*Requirements*:
Please give the count of lines holding the string "triangle" and nothing besides.

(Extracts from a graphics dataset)
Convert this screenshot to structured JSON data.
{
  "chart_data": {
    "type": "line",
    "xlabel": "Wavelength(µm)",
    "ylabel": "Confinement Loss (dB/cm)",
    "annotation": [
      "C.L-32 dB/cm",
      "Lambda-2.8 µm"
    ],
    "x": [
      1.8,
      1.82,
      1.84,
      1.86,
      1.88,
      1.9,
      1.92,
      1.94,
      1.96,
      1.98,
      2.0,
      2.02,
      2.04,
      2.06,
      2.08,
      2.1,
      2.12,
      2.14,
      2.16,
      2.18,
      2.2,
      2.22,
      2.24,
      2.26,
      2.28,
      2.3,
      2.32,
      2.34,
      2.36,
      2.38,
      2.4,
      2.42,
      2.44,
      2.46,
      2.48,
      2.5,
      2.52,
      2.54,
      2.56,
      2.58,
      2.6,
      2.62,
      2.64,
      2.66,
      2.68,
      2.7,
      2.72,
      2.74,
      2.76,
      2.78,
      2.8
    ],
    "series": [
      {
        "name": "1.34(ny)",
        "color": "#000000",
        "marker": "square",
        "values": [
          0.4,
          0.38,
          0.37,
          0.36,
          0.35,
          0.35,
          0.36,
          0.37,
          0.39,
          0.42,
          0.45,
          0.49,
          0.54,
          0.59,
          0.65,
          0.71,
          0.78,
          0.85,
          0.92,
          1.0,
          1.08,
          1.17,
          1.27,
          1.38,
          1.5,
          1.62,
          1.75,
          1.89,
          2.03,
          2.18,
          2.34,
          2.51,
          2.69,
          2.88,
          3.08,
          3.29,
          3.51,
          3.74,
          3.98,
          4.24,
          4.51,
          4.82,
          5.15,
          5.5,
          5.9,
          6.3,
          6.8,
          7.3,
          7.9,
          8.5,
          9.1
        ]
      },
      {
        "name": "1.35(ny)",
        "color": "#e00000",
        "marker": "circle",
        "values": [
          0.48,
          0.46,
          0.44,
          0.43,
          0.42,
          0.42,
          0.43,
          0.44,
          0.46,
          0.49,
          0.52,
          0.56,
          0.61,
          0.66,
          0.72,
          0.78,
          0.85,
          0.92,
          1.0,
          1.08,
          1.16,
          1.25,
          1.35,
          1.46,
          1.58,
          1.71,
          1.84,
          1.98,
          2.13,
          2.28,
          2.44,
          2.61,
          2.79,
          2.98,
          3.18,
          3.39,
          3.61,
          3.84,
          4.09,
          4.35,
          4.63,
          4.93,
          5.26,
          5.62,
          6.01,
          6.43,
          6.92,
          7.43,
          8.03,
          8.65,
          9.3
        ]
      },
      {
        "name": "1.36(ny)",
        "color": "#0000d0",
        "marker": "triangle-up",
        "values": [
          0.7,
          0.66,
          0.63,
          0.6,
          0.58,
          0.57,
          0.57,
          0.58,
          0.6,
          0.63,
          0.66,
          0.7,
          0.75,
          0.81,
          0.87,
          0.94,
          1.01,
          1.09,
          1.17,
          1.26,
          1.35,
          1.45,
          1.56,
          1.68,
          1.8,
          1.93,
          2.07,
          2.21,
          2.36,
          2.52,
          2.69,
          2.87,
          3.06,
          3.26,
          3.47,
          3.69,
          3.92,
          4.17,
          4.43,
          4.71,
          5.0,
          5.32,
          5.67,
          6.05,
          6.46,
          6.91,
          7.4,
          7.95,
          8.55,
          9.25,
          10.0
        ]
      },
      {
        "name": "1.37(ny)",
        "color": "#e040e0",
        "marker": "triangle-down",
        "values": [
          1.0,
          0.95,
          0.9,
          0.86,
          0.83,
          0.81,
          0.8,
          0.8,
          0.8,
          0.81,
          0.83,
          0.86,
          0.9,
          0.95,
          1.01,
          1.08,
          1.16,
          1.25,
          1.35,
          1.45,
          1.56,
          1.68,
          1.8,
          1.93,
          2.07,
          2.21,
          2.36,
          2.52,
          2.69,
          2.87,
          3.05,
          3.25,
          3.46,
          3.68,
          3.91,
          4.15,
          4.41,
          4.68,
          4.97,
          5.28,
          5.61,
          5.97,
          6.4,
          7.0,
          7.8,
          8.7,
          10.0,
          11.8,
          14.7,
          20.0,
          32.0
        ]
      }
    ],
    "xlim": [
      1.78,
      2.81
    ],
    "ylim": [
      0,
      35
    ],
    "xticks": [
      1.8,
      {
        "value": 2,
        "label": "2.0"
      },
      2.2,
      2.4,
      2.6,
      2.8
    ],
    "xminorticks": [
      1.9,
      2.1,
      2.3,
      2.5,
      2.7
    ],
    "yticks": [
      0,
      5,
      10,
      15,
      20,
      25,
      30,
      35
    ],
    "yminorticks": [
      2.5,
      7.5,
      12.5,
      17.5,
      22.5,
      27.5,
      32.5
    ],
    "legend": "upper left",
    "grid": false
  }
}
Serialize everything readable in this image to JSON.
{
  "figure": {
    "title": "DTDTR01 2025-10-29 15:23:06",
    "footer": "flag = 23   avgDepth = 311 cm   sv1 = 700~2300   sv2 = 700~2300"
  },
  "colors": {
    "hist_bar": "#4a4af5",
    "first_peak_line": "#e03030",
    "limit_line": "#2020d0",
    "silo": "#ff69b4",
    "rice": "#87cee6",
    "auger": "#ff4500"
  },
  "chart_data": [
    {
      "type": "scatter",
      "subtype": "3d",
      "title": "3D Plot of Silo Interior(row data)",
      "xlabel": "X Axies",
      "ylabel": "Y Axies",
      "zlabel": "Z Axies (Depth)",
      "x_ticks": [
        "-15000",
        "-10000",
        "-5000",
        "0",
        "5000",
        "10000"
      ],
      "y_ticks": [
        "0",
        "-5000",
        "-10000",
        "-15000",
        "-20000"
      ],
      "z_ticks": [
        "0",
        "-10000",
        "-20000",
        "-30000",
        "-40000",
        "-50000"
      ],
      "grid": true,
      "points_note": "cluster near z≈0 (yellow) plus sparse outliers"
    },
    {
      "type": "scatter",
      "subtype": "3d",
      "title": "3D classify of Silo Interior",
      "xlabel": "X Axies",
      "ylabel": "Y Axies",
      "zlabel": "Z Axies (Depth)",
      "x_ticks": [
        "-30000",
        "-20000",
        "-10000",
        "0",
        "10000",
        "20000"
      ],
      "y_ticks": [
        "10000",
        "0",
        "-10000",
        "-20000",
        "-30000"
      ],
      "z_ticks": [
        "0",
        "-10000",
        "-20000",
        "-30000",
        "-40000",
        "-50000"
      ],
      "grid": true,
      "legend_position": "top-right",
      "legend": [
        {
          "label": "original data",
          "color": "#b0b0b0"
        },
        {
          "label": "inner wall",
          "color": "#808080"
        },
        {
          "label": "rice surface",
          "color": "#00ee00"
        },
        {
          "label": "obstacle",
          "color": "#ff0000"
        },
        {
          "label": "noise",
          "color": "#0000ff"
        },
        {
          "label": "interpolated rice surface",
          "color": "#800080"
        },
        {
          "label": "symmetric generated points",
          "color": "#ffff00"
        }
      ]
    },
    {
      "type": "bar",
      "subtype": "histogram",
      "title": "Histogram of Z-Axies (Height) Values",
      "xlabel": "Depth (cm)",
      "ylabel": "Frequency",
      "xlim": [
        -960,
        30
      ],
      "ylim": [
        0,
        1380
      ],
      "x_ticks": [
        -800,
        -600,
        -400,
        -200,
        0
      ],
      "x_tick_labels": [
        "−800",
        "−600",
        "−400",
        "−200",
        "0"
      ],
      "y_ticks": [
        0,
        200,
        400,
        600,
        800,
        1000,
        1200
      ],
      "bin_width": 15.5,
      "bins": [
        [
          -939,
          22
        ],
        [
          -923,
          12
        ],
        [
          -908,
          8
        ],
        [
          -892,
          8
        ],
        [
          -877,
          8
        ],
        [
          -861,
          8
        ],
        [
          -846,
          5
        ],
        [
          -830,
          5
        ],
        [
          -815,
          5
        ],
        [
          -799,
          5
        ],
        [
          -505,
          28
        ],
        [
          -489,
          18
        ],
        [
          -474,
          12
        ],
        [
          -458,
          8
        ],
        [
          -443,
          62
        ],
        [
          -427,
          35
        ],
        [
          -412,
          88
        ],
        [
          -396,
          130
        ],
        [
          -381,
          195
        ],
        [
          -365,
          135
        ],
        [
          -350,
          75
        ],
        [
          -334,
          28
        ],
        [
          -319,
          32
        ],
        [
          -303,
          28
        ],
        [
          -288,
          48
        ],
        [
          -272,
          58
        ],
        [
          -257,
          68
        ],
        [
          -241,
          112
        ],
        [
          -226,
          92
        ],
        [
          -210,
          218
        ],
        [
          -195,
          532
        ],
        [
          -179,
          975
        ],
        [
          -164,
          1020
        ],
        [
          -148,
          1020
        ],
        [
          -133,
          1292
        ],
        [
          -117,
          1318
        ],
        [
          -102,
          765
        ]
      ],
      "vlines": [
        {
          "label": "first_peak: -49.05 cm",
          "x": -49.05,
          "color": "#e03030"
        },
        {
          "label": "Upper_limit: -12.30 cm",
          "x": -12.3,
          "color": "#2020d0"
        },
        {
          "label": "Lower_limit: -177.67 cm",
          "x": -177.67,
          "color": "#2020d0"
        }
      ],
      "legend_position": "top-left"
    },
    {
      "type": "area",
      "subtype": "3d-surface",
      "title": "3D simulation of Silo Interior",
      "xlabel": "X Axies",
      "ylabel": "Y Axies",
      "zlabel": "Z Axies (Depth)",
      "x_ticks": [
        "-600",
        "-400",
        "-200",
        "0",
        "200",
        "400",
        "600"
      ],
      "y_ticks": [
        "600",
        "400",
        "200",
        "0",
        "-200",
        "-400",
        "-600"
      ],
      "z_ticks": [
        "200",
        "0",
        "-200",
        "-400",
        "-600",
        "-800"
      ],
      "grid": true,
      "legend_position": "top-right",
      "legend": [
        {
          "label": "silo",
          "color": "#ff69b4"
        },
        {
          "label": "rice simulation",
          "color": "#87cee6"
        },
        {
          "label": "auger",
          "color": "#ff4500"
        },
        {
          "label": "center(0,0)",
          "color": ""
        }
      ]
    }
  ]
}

*Result below*:
2